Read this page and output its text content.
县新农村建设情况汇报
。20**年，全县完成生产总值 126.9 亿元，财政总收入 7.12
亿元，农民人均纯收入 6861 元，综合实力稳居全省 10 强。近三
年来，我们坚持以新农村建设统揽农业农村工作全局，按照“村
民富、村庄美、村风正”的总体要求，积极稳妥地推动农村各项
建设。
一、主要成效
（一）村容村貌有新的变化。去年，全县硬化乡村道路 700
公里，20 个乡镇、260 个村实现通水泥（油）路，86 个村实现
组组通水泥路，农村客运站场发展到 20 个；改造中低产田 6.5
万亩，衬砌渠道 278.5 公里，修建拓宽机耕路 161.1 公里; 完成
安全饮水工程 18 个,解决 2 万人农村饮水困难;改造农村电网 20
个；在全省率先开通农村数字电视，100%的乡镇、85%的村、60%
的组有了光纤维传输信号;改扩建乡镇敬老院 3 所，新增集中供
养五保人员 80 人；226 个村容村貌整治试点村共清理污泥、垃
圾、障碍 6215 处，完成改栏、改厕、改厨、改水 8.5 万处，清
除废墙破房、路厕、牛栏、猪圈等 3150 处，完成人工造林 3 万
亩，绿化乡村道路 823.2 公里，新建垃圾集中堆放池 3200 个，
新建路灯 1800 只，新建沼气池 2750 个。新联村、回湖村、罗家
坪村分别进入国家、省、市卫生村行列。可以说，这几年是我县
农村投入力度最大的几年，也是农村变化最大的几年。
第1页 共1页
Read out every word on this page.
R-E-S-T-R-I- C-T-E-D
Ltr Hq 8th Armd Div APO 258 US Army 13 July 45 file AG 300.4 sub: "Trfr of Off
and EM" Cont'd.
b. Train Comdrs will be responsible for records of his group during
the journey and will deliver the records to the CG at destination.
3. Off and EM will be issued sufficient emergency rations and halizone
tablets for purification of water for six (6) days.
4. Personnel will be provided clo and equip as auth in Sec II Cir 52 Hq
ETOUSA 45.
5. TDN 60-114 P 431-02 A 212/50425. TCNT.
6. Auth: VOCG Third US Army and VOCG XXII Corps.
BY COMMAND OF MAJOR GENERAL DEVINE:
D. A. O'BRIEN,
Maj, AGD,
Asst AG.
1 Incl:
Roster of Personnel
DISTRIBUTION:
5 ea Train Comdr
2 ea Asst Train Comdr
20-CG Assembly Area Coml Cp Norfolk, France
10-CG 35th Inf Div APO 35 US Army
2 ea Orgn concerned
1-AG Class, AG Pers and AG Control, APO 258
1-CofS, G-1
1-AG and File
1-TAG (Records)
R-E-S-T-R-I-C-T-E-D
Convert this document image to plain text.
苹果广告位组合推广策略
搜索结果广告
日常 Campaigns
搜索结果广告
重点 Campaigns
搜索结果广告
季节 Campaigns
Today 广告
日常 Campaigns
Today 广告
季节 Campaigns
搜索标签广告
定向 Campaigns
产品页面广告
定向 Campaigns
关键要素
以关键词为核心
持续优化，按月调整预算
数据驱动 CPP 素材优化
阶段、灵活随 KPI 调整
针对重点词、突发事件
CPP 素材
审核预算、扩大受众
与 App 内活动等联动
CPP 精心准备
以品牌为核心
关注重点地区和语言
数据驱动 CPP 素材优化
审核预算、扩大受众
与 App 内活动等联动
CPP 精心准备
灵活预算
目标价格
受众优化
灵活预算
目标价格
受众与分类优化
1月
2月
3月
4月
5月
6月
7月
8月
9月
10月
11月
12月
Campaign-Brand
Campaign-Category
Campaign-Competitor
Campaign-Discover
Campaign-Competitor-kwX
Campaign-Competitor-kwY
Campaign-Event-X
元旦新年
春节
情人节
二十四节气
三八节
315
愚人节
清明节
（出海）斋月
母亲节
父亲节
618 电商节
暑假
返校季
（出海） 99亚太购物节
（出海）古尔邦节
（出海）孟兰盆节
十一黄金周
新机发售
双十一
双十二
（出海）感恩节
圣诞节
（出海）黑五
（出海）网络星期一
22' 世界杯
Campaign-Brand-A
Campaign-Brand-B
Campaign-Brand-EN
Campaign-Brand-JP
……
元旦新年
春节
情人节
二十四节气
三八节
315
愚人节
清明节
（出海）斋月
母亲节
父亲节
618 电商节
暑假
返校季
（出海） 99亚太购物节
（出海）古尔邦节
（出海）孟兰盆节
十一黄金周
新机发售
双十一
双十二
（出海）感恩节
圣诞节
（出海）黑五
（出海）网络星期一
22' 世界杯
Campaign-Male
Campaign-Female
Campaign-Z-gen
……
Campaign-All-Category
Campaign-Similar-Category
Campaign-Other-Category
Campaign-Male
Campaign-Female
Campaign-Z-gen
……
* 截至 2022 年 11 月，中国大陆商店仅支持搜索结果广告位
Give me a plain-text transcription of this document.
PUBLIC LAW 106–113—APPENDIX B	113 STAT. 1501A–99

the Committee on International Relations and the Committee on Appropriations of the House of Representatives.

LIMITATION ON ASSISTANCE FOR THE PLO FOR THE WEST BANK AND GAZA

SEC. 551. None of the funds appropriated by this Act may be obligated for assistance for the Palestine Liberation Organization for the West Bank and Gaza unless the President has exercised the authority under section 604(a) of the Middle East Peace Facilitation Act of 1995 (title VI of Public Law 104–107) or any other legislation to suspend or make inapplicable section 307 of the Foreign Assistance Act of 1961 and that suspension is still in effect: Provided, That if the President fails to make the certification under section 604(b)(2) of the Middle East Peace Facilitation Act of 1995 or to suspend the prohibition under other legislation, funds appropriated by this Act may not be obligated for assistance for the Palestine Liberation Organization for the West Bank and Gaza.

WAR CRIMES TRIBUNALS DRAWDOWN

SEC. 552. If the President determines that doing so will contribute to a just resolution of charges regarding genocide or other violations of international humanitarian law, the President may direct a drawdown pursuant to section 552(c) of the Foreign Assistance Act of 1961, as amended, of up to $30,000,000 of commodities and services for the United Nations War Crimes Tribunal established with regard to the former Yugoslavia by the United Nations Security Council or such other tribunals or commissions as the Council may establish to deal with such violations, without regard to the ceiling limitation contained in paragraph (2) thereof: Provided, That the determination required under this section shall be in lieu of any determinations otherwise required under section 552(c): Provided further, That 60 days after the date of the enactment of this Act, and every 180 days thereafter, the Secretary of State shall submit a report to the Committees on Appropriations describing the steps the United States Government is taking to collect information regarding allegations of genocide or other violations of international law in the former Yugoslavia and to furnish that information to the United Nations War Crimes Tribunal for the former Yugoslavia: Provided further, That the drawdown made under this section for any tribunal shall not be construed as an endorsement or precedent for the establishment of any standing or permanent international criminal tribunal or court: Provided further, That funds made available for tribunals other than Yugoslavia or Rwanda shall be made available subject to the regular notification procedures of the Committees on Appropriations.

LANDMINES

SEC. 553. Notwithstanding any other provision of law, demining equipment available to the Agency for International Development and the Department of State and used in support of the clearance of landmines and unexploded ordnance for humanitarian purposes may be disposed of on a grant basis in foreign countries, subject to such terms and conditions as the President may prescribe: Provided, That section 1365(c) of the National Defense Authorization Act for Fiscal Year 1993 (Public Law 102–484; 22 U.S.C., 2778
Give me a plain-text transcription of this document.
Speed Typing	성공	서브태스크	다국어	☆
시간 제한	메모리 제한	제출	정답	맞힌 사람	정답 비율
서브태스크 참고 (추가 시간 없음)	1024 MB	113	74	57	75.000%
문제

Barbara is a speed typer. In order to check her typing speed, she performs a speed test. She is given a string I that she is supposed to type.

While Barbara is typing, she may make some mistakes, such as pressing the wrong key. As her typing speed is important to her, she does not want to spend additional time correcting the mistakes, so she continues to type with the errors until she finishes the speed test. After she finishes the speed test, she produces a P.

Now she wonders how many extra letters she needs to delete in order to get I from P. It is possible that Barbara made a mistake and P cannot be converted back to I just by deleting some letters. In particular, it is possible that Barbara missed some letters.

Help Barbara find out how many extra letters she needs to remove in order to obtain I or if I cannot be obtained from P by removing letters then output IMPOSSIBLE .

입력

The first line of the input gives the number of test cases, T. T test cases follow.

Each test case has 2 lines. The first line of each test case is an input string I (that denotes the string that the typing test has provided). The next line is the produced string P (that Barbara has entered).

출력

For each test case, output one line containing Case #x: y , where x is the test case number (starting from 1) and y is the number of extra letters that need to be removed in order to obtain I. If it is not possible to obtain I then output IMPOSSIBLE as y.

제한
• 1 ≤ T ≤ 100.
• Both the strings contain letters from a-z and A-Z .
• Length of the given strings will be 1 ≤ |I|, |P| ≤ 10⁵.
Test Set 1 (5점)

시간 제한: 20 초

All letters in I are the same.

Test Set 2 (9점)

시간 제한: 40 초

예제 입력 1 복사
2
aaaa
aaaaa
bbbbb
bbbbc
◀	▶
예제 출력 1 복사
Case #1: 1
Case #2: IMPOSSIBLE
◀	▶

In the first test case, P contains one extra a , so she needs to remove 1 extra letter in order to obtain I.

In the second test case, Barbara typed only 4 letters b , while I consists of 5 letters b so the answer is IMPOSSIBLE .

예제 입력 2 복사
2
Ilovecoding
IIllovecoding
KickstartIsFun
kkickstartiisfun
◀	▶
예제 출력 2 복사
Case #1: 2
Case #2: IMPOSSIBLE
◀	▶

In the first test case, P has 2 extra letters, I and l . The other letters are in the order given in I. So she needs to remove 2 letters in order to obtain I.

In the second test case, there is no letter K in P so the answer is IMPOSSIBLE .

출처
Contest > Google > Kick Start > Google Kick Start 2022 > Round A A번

===

## [Job]
Read through the entries and copy each line in which "letters" appears.

## [Reply]
Now she wonders how many extra letters she needs to delete in order to get I from P. It is possible that Barbara made a mistake and P cannot be converted back to I just by deleting some letters. In particular, it is possible that Barbara missed some letters.
Help Barbara find out how many extra letters she needs to remove in order to obtain I or if I cannot be obtained from P by removing letters then output IMPOSSIBLE .
For each test case, output one line containing Case #x: y , where x is the test case number (starting from 1) and y is the number of extra letters that need to be removed in order to obtain I. If it is not possible to obtain I then output IMPOSSIBLE as y.
• Both the strings contain letters from a-z and A-Z .
All letters in I are the same.
In the second test case, Barbara typed only 4 letters b , while I consists of 5 letters b so the answer is IMPOSSIBLE .
In the first test case, P has 2 extra letters, I and l . The other letters are in the order given in I. So she needs to remove 2 letters in order to obtain I.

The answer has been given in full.